◆ GIVEN RECORDS
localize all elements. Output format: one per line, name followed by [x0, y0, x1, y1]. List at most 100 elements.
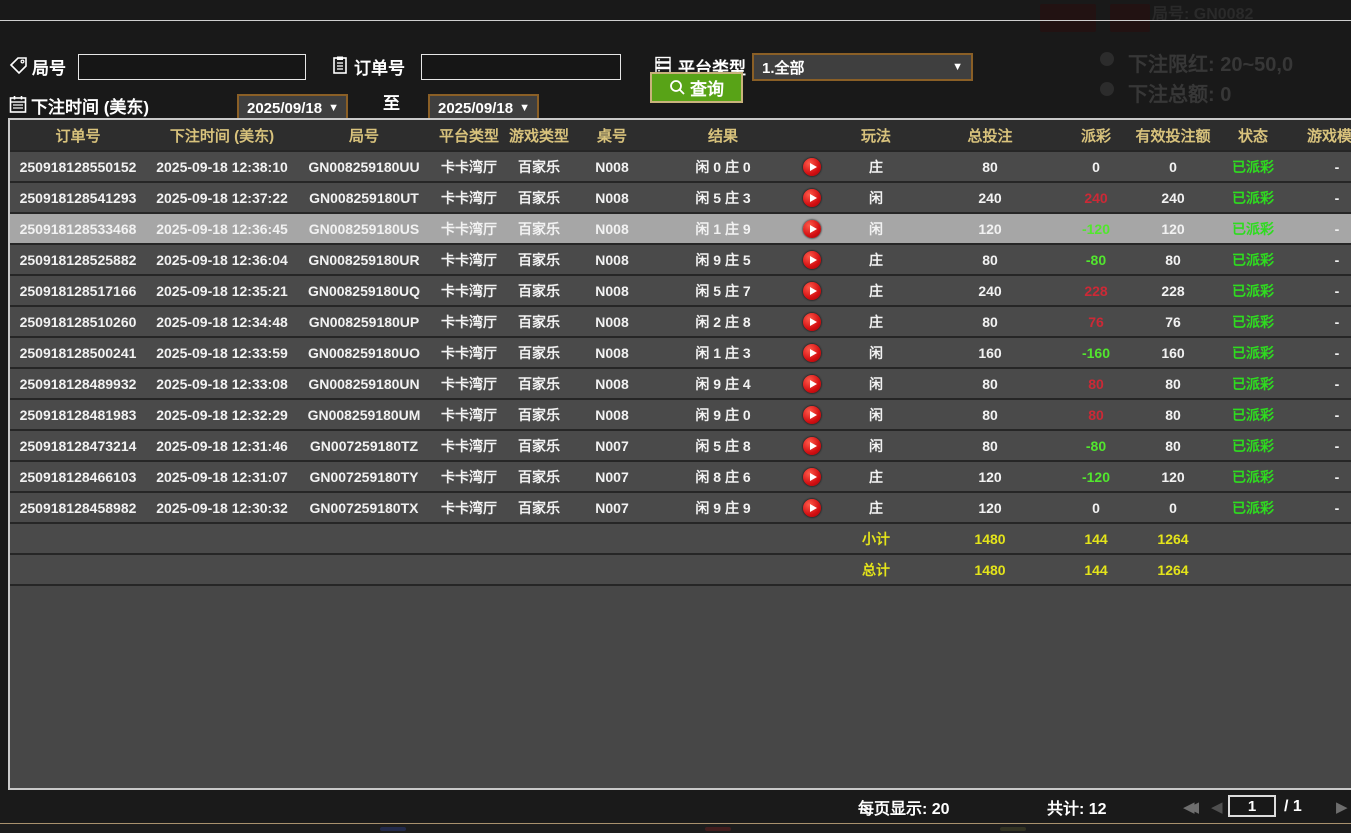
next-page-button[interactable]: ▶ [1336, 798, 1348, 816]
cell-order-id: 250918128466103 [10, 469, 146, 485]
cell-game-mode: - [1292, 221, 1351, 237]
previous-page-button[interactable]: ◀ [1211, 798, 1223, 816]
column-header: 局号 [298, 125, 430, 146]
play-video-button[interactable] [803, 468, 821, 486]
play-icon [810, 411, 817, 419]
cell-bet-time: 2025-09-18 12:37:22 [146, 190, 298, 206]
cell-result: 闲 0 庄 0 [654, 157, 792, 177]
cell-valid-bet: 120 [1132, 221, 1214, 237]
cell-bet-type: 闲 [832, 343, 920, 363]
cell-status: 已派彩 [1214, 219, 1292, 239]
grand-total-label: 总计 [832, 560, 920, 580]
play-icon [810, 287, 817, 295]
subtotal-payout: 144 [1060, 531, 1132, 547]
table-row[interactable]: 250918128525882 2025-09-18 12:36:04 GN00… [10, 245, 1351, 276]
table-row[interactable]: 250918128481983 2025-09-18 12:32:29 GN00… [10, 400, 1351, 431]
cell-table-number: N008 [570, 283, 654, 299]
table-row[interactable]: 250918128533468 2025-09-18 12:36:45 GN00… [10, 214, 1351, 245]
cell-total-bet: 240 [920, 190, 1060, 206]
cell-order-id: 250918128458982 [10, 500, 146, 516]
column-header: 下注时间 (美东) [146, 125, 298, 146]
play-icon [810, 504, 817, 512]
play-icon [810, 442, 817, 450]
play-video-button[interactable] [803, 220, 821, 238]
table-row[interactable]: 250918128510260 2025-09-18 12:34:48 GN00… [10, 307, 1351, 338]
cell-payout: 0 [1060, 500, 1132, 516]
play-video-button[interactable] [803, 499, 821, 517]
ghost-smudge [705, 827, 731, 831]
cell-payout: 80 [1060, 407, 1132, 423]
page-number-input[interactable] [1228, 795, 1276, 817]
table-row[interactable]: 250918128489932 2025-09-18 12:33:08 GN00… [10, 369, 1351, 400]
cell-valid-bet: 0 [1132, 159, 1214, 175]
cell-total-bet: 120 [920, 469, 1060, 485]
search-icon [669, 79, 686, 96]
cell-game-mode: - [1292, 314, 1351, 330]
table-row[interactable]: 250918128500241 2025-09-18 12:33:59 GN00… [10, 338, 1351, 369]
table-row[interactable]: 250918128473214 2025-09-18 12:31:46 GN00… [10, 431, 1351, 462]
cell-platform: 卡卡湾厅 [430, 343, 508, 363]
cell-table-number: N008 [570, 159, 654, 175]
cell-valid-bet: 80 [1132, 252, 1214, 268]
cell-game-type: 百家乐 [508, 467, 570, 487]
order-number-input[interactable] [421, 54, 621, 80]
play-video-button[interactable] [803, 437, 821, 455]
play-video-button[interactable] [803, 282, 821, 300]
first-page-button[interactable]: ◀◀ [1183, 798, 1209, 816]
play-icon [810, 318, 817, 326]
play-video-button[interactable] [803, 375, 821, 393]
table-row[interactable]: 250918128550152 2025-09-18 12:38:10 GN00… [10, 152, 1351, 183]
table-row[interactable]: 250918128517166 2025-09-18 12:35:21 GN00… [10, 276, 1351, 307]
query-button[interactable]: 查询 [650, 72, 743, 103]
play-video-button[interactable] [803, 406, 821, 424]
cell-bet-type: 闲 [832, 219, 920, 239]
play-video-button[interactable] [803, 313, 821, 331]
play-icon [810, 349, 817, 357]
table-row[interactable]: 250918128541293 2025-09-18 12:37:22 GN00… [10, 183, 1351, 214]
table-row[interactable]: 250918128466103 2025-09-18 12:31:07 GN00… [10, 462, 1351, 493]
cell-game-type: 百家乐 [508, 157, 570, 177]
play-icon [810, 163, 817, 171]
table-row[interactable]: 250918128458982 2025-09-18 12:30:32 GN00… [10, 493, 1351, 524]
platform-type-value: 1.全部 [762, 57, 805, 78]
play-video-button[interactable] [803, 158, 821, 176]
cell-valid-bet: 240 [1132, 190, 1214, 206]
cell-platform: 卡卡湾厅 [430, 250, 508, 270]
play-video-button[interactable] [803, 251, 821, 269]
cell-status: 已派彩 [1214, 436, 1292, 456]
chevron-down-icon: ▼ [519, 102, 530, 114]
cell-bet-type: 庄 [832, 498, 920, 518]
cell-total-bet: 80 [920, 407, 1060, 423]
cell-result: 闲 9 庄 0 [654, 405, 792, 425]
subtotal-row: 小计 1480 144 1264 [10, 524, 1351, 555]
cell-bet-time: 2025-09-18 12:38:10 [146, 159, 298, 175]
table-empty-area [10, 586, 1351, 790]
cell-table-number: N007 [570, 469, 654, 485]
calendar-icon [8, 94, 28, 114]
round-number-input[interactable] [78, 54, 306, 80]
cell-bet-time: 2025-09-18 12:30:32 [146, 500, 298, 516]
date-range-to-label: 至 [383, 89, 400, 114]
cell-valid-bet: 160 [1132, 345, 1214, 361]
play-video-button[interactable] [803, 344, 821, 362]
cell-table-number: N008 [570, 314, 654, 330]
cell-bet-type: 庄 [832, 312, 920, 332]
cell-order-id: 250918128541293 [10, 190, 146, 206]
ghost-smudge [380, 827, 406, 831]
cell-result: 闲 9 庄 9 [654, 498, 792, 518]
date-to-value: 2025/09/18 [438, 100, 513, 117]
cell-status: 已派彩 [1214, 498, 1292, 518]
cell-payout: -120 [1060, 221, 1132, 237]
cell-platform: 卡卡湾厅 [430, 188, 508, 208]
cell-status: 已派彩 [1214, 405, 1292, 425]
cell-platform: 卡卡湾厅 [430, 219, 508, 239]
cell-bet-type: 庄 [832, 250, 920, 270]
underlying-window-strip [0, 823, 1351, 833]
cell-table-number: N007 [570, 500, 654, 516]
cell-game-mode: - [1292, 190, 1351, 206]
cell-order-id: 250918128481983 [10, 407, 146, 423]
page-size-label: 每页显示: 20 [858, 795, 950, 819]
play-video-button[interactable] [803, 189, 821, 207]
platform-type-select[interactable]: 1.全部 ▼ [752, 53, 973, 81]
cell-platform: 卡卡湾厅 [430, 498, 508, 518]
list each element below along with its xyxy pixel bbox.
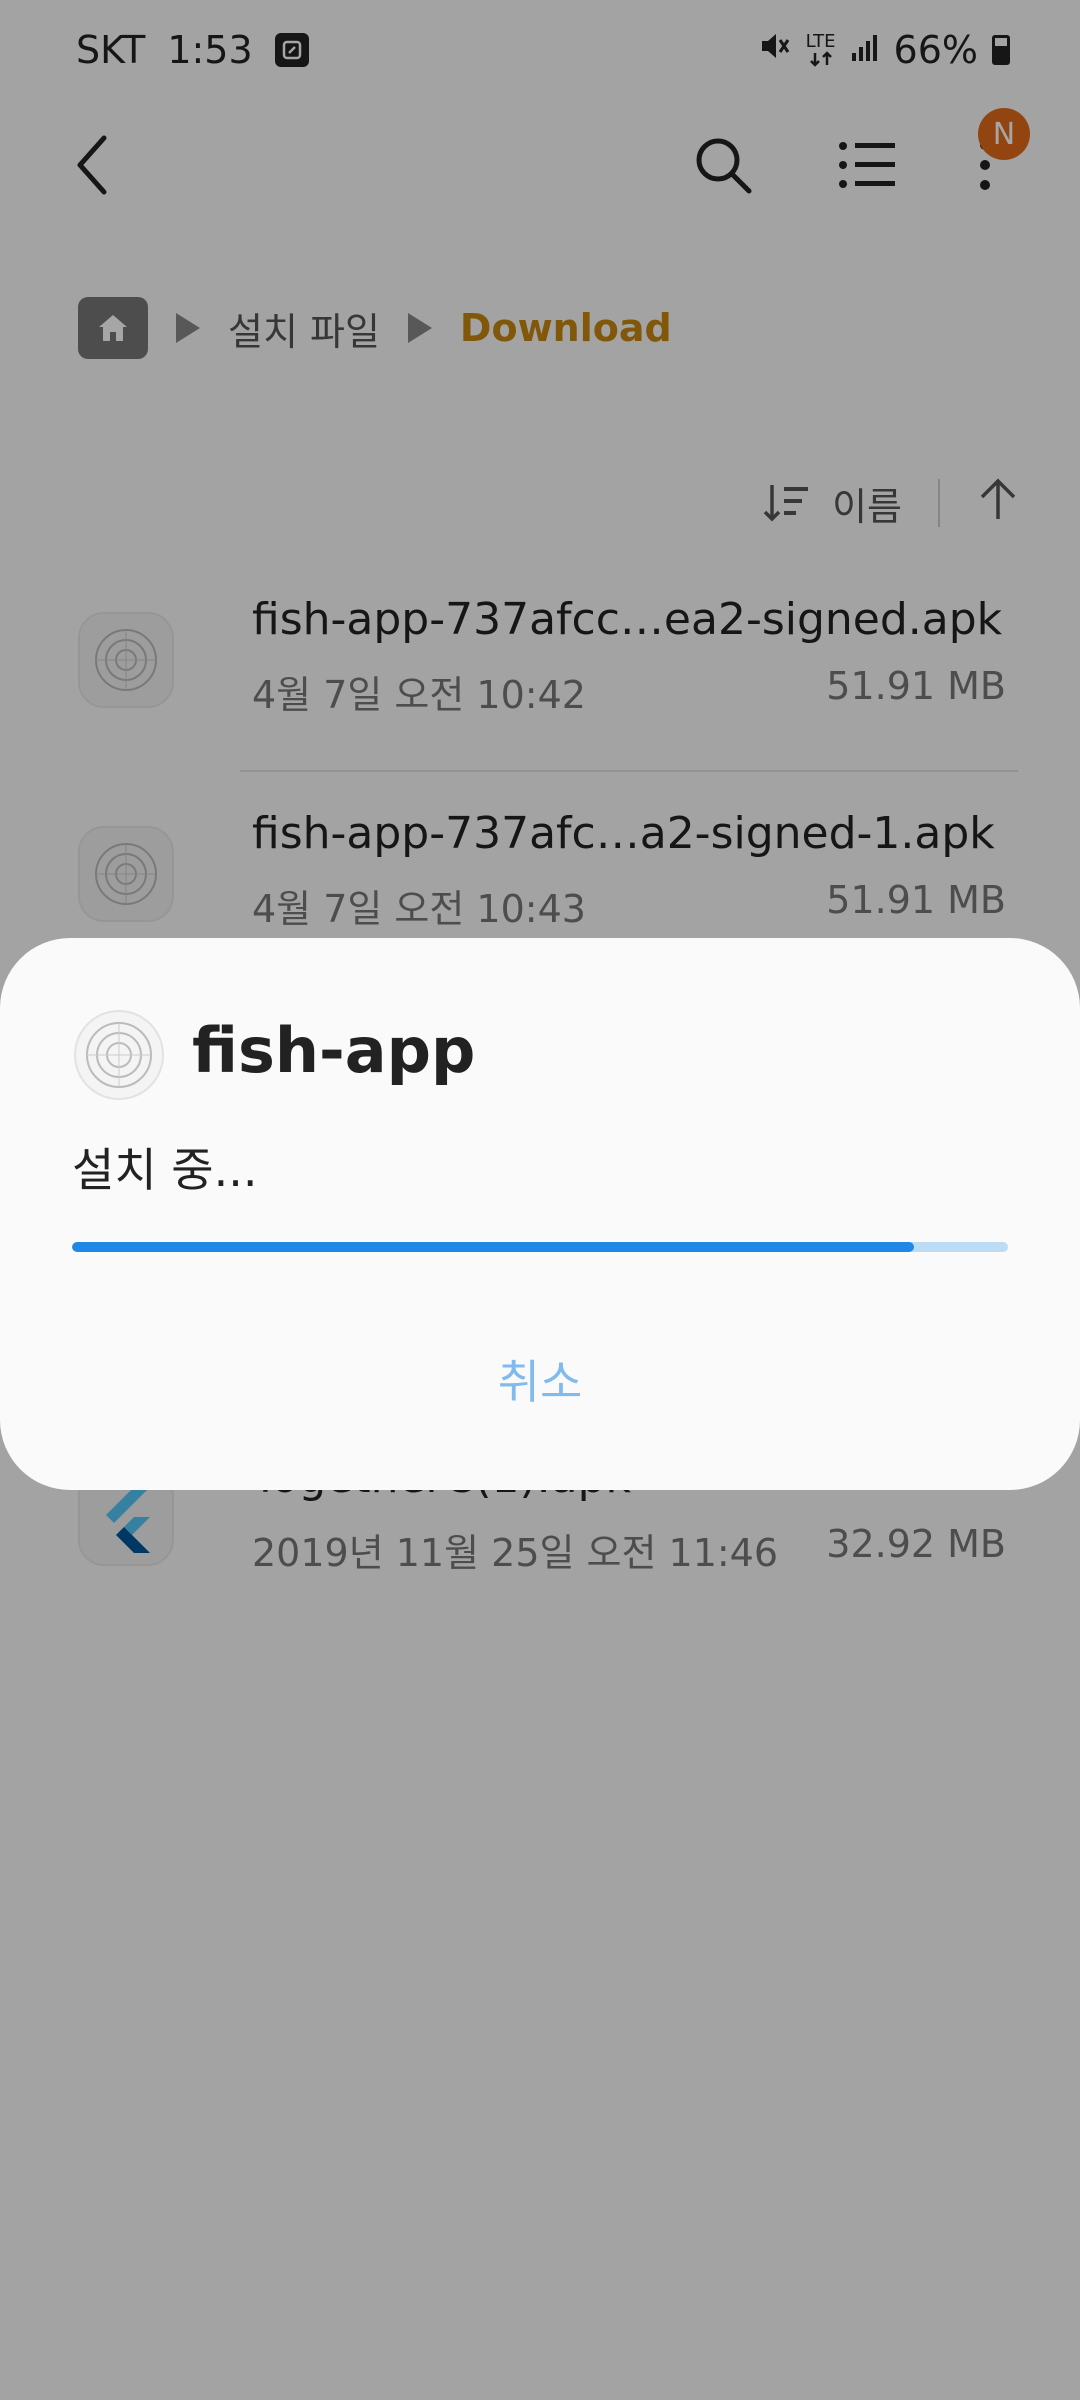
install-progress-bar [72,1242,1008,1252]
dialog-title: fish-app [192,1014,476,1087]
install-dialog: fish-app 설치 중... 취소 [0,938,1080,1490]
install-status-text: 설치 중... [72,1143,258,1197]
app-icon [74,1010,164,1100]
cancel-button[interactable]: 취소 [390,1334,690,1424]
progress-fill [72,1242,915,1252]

◆ TO BE DONE
Copy out every line of the records above with no changes at all, but leave out the lines that stand for pictures.

◆ TASK SOLUTION
localize all elements. Output format: one per line, name followed by [x0, y0, x1, y1]. List at most 100 elements.
next-page-button[interactable]: ▶ [1336, 798, 1348, 816]
cell-order-id: 250918128466103 [10, 469, 146, 485]
cell-game-mode: - [1292, 221, 1351, 237]
previous-page-button[interactable]: ◀ [1211, 798, 1223, 816]
column-header: 局号 [298, 125, 430, 146]
play-video-button[interactable] [803, 468, 821, 486]
play-icon [810, 411, 817, 419]
cell-bet-time: 2025-09-18 12:37:22 [146, 190, 298, 206]
cell-result: 闲 0 庄 0 [654, 157, 792, 177]
cell-valid-bet: 120 [1132, 221, 1214, 237]
cell-bet-type: 闲 [832, 343, 920, 363]
cell-status: 已派彩 [1214, 219, 1292, 239]
grand-total-label: 总计 [832, 560, 920, 580]
play-icon [810, 287, 817, 295]
subtotal-payout: 144 [1060, 531, 1132, 547]
table-row[interactable]: 250918128525882 2025-09-18 12:36:04 GN00… [10, 245, 1351, 276]
table-row[interactable]: 250918128481983 2025-09-18 12:32:29 GN00… [10, 400, 1351, 431]
cell-table-number: N008 [570, 283, 654, 299]
table-row[interactable]: 250918128533468 2025-09-18 12:36:45 GN00… [10, 214, 1351, 245]
cell-total-bet: 240 [920, 190, 1060, 206]
cell-order-id: 250918128458982 [10, 500, 146, 516]
column-header: 下注时间 (美东) [146, 125, 298, 146]
play-icon [810, 504, 817, 512]
play-icon [810, 442, 817, 450]
play-video-button[interactable] [803, 220, 821, 238]
table-row[interactable]: 250918128510260 2025-09-18 12:34:48 GN00… [10, 307, 1351, 338]
cell-payout: 0 [1060, 500, 1132, 516]
play-video-button[interactable] [803, 499, 821, 517]
ghost-smudge [705, 827, 731, 831]
cell-payout: 80 [1060, 407, 1132, 423]
page-number-input[interactable] [1228, 795, 1276, 817]
table-row[interactable]: 250918128489932 2025-09-18 12:33:08 GN00… [10, 369, 1351, 400]
cell-valid-bet: 0 [1132, 159, 1214, 175]
cell-total-bet: 120 [920, 469, 1060, 485]
search-icon [669, 79, 686, 96]
cell-game-mode: - [1292, 314, 1351, 330]
table-row[interactable]: 250918128500241 2025-09-18 12:33:59 GN00… [10, 338, 1351, 369]
table-row[interactable]: 250918128473214 2025-09-18 12:31:46 GN00… [10, 431, 1351, 462]
cell-platform: 卡卡湾厅 [430, 343, 508, 363]
cell-table-number: N008 [570, 159, 654, 175]
cell-valid-bet: 80 [1132, 252, 1214, 268]
cell-game-type: 百家乐 [508, 467, 570, 487]
order-number-input[interactable] [421, 54, 621, 80]
play-video-button[interactable] [803, 437, 821, 455]
play-video-button[interactable] [803, 282, 821, 300]
first-page-button[interactable]: ◀◀ [1183, 798, 1209, 816]
play-icon [810, 318, 817, 326]
play-video-button[interactable] [803, 375, 821, 393]
table-row[interactable]: 250918128550152 2025-09-18 12:38:10 GN00… [10, 152, 1351, 183]
table-row[interactable]: 250918128517166 2025-09-18 12:35:21 GN00… [10, 276, 1351, 307]
query-button[interactable]: 查询 [650, 72, 743, 103]
play-video-button[interactable] [803, 406, 821, 424]
cell-bet-type: 闲 [832, 219, 920, 239]
play-video-button[interactable] [803, 313, 821, 331]
play-icon [810, 349, 817, 357]
table-row[interactable]: 250918128541293 2025-09-18 12:37:22 GN00… [10, 183, 1351, 214]
table-row[interactable]: 250918128466103 2025-09-18 12:31:07 GN00… [10, 462, 1351, 493]
cell-game-type: 百家乐 [508, 157, 570, 177]
play-icon [810, 163, 817, 171]
table-row[interactable]: 250918128458982 2025-09-18 12:30:32 GN00… [10, 493, 1351, 524]
platform-type-value: 1.全部 [762, 57, 805, 78]
play-video-button[interactable] [803, 158, 821, 176]
cell-valid-bet: 240 [1132, 190, 1214, 206]
cell-platform: 卡卡湾厅 [430, 250, 508, 270]
play-video-button[interactable] [803, 251, 821, 269]
cell-status: 已派彩 [1214, 436, 1292, 456]
chevron-down-icon: ▼ [519, 102, 530, 114]
cell-bet-type: 庄 [832, 498, 920, 518]
cell-total-bet: 80 [920, 407, 1060, 423]
cell-result: 闲 9 庄 0 [654, 405, 792, 425]
subtotal-row: 小计 1480 144 1264 [10, 524, 1351, 555]
cell-bet-time: 2025-09-18 12:38:10 [146, 159, 298, 175]
table-empty-area [10, 586, 1351, 790]
cell-table-number: N007 [570, 469, 654, 485]
calendar-icon [8, 94, 28, 114]
round-number-input[interactable] [78, 54, 306, 80]
cell-bet-time: 2025-09-18 12:30:32 [146, 500, 298, 516]
date-range-to-label: 至 [383, 89, 400, 114]
cell-valid-bet: 160 [1132, 345, 1214, 361]
play-video-button[interactable] [803, 344, 821, 362]
cell-table-number: N008 [570, 314, 654, 330]
cell-bet-type: 庄 [832, 312, 920, 332]
cell-order-id: 250918128541293 [10, 190, 146, 206]
ghost-smudge [380, 827, 406, 831]
cell-result: 闲 9 庄 9 [654, 498, 792, 518]
date-to-value: 2025/09/18 [438, 100, 513, 117]
cell-status: 已派彩 [1214, 498, 1292, 518]
cell-payout: -120 [1060, 221, 1132, 237]
cell-platform: 卡卡湾厅 [430, 188, 508, 208]
cell-status: 已派彩 [1214, 405, 1292, 425]
cell-platform: 卡卡湾厅 [430, 219, 508, 239]
cell-bet-type: 庄 [832, 250, 920, 270]
underlying-window-strip [0, 823, 1351, 833]
cell-table-number: N007 [570, 500, 654, 516]
cell-game-mode: - [1292, 190, 1351, 206]
cell-order-id: 250918128481983 [10, 407, 146, 423]
page-size-label: 每页显示: 20 [858, 795, 950, 819]
play-video-button[interactable] [803, 189, 821, 207]
platform-type-select[interactable]: 1.全部 ▼ [752, 53, 973, 81]
cell-platform: 卡卡湾厅 [430, 498, 508, 518]
list each element below along with its xyxy pixel bbox.
install-progress-bar [72,1242,1008,1252]
dialog-title: fish-app [192,1014,476,1087]
install-dialog: fish-app 설치 중... 취소 [0,938,1080,1490]
install-status-text: 설치 중... [72,1143,258,1197]
app-icon [74,1010,164,1100]
cancel-button[interactable]: 취소 [390,1334,690,1424]
progress-fill [72,1242,915,1252]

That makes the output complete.